● **Problem 1**: From the forum thread below, list every IP address range given in Scenario 2.
● **Problem 2**:
Answer these questions from the forum thread below:
(a) What happened to the son after he tried to spoof a MAC address?
(b) During which hours does Scenario 1 block certain MAC addresses?
(c) For how long does the reply suggest turning off the router radio at bedtime?
*** Extract provided Section Begins ***
Posted: Fri Apr 03, 2015 15:36 Post subject: Block IP if not associated with specific mac?
For my time of day access restrictions for my kids, I have a set of static leases associated with certain devices that will not be blocked at night. The rest are dynamically assigned. Then, during the specified hours, all ip address not associated with the static leases are blocked to the wan. I did it this way since it is trivial to spoof a mac address (my son already tried it and was punnished). So here's my question:
If someone were to set their computer's ip to one that is statically leased to another device and that device is off, I assume they would have normal internet access, right? Is there a way in iptables to block an ip that is not associated with a certain mac address?
You want to block an ip if not associated with a MAC address, because Mac spoofing is easy ? Not sure I understand your question. Solution might also be device/build dependant. Wiki on whitelisting or limiting dhcp leases to the exact number you need, or blacklisting might be useful information.
In any event, the simple solution to your problem is to turn off the router radio for an hour or two at bedtime. Then the kids can't get on wirelessly, and everyone else is forced to "have a real life" for an hour or so. _________________ SIG:
I'm trying to teach you to fish, not give you a fish. If you just want a fish, wait for a fisherman who hands them out. I'm more of a fishing instructor.
LOM: "If you show that you have not bothered to read the forum announcements or to follow the advices in them then the level of help available for you will drop substantially, also known as Murrkf's law.."
You want to block an ip if not associated with a MAC address, because Mac spoofing is easy ? Not sure I understand your question. Solution might also be device/build dependant. Wiki on whitelisting or limiting dhcp leases to the exact number you need, or blacklisting might be useful information.
In any event, the simple solution to your problem is to turn off the router radio for an hour or two at bedtime. Then the kids can't get on wirelessly, and everyone else is forced to "have a real life" for an hour or so.
OK.
Scenario 1:
DDWRT Access restrictions configured to block certain mac addresses between 11:00pm and 6:00am. All ip's dynamic DHCP. Child changes mac address on pc, get's internet access after 11:00pm.
Changed my policy to Scenario 2:
List of "exempt devices" given static leases eg. 192.168.1.110-120. All other's dynamic. Access restriction now set to deny ip's from 192.168.1.2-109, 192.168.1.121-254. This "works".
What I'm asking is if child manually sets ip to say 192.168.1.110, can iptables be used do block if .110 is not the mac address in the static lease?
*** Extract provided Section Ends ***
*** Provided information Section Begins ***
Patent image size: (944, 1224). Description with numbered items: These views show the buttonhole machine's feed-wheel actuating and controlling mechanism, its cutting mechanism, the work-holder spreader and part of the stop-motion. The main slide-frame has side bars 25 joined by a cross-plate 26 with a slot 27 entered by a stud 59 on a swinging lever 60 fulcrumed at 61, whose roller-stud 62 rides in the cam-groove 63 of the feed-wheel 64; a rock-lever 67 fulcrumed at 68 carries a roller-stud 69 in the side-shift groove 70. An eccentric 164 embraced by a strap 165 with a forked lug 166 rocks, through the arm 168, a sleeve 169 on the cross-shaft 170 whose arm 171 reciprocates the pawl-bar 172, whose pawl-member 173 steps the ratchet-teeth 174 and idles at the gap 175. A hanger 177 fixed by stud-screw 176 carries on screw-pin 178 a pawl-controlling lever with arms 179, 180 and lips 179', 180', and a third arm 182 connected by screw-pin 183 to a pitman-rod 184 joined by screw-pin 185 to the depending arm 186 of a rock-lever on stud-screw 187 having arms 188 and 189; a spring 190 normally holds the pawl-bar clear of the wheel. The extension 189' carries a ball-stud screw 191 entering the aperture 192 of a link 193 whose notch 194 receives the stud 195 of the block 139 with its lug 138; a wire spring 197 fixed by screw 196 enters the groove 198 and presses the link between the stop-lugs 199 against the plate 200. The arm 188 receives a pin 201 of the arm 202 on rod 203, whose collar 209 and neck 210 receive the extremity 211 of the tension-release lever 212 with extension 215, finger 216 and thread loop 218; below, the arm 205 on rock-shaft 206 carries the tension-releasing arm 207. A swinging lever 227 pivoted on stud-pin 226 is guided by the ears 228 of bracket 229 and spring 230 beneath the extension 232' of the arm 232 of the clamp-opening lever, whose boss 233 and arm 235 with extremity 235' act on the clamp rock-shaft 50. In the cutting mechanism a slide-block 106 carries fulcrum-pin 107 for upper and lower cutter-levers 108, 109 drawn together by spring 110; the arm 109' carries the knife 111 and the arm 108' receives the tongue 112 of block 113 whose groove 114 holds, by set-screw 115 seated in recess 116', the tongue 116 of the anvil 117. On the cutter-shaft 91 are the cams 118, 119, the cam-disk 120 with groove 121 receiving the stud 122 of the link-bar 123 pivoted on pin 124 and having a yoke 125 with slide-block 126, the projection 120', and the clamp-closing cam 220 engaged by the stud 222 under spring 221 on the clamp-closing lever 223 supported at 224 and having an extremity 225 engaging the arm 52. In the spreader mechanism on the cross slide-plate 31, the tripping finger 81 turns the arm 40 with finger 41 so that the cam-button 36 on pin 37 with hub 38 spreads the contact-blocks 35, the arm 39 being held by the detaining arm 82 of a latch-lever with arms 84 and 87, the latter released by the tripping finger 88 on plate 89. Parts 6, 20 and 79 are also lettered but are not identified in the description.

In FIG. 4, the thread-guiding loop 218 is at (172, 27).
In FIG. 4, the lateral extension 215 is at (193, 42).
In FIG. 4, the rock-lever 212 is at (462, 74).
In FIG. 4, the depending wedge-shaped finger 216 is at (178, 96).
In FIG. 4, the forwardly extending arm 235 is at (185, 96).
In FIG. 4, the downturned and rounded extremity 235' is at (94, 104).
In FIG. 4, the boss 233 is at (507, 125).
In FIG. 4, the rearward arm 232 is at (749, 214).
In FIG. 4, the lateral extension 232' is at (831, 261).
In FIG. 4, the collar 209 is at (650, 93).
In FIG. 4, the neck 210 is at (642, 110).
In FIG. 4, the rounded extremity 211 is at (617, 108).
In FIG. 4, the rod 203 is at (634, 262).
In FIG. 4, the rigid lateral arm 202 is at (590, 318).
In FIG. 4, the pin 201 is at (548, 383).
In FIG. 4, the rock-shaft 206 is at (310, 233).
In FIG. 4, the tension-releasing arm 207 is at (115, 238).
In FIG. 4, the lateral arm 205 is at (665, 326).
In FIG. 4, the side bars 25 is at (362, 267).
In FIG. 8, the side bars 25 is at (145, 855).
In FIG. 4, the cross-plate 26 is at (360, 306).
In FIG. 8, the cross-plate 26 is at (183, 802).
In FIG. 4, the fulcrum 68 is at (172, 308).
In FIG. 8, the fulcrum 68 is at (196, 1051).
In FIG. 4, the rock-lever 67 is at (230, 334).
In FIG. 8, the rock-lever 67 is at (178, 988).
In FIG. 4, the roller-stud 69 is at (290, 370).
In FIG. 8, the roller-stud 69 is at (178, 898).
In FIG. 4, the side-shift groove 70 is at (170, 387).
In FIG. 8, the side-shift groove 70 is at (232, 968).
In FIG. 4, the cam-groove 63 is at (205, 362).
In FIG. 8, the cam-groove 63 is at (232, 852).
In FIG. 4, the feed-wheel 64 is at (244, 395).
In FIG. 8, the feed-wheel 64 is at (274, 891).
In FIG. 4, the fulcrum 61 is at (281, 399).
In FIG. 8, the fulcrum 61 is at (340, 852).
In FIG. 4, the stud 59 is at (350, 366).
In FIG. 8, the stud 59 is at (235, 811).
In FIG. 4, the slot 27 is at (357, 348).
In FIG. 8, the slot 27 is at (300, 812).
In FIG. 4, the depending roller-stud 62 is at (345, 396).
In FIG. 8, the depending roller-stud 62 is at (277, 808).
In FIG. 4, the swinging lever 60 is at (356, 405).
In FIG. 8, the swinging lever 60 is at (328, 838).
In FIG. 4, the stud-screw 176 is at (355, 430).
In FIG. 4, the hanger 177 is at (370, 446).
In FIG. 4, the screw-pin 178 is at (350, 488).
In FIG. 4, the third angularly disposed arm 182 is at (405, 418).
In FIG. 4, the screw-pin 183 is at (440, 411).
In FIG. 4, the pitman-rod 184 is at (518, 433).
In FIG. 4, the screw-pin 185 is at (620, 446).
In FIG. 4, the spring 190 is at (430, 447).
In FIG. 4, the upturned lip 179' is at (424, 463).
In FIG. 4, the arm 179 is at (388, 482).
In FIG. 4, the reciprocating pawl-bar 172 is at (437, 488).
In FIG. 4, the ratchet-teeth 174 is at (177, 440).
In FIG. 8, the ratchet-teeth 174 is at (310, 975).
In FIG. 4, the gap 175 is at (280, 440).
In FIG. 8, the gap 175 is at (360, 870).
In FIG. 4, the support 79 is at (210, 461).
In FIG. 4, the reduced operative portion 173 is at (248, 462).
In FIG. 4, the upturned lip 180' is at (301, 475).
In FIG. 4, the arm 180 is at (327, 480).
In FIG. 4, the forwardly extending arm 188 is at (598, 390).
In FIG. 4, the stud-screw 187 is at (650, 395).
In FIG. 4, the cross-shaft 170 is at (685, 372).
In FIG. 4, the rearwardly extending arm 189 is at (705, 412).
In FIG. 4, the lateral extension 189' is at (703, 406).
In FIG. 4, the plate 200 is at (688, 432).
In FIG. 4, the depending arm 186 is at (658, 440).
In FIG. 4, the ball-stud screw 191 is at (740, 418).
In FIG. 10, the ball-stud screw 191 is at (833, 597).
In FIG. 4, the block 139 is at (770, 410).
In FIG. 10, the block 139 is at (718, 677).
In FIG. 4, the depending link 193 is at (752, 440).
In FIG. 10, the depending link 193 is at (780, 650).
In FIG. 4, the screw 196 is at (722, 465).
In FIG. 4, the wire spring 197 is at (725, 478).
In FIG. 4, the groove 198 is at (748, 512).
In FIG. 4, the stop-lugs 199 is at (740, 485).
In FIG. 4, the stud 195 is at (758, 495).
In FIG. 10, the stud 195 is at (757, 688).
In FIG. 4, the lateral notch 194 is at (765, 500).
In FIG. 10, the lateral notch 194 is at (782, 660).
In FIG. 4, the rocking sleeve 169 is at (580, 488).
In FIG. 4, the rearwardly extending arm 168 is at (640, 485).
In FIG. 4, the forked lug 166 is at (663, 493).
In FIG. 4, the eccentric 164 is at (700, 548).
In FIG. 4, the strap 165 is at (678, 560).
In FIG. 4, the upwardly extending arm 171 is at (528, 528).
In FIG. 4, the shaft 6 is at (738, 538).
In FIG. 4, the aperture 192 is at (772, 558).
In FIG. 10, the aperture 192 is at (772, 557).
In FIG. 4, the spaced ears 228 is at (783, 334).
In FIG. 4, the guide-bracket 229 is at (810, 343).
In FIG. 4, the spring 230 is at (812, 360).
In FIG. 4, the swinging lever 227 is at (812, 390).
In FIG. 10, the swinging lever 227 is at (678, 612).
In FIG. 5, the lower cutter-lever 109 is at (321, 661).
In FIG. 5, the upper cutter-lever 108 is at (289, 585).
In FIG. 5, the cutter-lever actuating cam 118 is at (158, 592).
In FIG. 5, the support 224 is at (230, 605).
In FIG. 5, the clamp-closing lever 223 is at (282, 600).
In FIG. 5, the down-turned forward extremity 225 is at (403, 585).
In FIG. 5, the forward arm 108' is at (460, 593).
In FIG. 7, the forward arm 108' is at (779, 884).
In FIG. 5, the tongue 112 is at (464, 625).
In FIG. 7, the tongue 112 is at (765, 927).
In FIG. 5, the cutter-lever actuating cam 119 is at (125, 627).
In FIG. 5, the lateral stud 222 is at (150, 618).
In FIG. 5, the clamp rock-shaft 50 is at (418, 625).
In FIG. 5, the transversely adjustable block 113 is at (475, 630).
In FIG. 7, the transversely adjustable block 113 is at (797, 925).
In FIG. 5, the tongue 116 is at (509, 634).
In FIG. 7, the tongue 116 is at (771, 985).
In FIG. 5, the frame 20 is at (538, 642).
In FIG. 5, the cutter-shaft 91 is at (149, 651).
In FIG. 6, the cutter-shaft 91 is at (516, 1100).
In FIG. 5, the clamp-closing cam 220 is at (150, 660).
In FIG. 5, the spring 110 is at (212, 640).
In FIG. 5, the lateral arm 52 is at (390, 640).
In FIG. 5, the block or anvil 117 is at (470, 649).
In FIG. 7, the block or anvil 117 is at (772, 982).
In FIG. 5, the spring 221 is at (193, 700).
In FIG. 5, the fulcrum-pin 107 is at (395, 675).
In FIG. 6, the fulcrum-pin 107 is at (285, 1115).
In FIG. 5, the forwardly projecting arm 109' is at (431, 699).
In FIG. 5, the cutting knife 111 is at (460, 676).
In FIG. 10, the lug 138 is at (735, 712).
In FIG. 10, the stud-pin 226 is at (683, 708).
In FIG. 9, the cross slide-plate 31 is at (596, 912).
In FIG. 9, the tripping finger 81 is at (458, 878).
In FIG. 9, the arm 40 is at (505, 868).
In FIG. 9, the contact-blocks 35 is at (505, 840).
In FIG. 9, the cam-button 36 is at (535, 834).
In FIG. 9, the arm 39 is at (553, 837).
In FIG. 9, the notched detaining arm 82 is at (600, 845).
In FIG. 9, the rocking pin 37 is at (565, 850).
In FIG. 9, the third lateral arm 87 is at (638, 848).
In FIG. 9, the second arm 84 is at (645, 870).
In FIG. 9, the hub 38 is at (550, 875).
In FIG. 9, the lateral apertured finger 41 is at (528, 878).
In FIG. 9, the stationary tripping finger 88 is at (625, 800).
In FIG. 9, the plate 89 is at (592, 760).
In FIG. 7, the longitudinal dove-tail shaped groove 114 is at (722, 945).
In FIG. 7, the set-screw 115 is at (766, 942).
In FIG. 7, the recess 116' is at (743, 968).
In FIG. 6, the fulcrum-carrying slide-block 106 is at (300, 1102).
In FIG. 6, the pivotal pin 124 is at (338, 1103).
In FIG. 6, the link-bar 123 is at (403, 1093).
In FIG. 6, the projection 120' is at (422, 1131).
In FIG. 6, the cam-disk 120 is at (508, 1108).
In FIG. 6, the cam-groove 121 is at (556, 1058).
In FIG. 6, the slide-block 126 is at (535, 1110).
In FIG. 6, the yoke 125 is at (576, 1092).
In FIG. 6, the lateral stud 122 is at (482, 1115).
*** Provided information Section Ends ***
● **Exercise response 1**:
192.168.1.110-120
192.168.1.2-109
192.168.1.121-254

● **Exercise response 2**:
(a) He was punished.
(b) Between 11:00pm and 6:00am.
(c) For an hour or two.